Task directions =
Every line of the material below must be repeated exactly.

[Source data]
= = = = = = =

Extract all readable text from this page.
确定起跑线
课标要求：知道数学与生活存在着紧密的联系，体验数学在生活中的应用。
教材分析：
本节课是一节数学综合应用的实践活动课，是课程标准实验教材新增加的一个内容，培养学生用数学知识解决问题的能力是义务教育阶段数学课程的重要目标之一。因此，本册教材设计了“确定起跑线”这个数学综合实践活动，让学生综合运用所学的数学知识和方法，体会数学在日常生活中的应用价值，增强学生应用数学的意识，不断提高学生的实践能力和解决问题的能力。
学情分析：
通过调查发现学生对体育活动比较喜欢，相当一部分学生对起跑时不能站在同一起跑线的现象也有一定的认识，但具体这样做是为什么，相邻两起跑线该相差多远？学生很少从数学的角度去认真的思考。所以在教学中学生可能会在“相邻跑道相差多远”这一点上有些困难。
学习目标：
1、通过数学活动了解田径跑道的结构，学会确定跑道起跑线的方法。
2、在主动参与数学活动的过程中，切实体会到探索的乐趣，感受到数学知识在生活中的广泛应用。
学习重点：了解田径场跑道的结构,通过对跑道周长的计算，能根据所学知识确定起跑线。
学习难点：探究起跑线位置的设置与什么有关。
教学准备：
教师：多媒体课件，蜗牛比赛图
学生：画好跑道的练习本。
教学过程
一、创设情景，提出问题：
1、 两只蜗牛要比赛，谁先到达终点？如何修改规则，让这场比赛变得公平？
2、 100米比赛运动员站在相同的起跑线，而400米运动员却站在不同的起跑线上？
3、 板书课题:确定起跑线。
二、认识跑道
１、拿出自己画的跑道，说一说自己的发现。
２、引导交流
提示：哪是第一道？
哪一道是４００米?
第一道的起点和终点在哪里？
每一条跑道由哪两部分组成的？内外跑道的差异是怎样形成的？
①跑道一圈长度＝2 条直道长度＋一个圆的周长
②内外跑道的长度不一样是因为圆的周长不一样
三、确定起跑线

= = = = = = =

Problem solution =
Extract all readable text from this page.
确定起跑线
课标要求：知道数学与生活存在着紧密的联系，体验数学在生活中的应用。
教材分析：
本节课是一节数学综合应用的实践活动课，是课程标准实验教材新增加的一个内容，培养学生用数学知识解决问题的能力是义务教育阶段数学课程的重要目标之一。因此，本册教材设计了“确定起跑线”这个数学综合实践活动，让学生综合运用所学的数学知识和方法，体会数学在日常生活中的应用价值，增强学生应用数学的意识，不断提高学生的实践能力和解决问题的能力。
学情分析：
通过调查发现学生对体育活动比较喜欢，相当一部分学生对起跑时不能站在同一起跑线的现象也有一定的认识，但具体这样做是为什么，相邻两起跑线该相差多远？学生很少从数学的角度去认真的思考。所以在教学中学生可能会在“相邻跑道相差多远”这一点上有些困难。
学习目标：
1、通过数学活动了解田径跑道的结构，学会确定跑道起跑线的方法。
2、在主动参与数学活动的过程中，切实体会到探索的乐趣，感受到数学知识在生活中的广泛应用。
学习重点：了解田径场跑道的结构,通过对跑道周长的计算，能根据所学知识确定起跑线。
学习难点：探究起跑线位置的设置与什么有关。
教学准备：
教师：多媒体课件，蜗牛比赛图
学生：画好跑道的练习本。
教学过程
一、创设情景，提出问题：
1、 两只蜗牛要比赛，谁先到达终点？如何修改规则，让这场比赛变得公平？
2、 100米比赛运动员站在相同的起跑线，而400米运动员却站在不同的起跑线上？
3、 板书课题:确定起跑线。
二、认识跑道
１、拿出自己画的跑道，说一说自己的发现。
２、引导交流
提示：哪是第一道？
哪一道是４００米?
第一道的起点和终点在哪里？
每一条跑道由哪两部分组成的？内外跑道的差异是怎样形成的？
①跑道一圈长度＝2 条直道长度＋一个圆的周长
②内外跑道的长度不一样是因为圆的周长不一样
三、确定起跑线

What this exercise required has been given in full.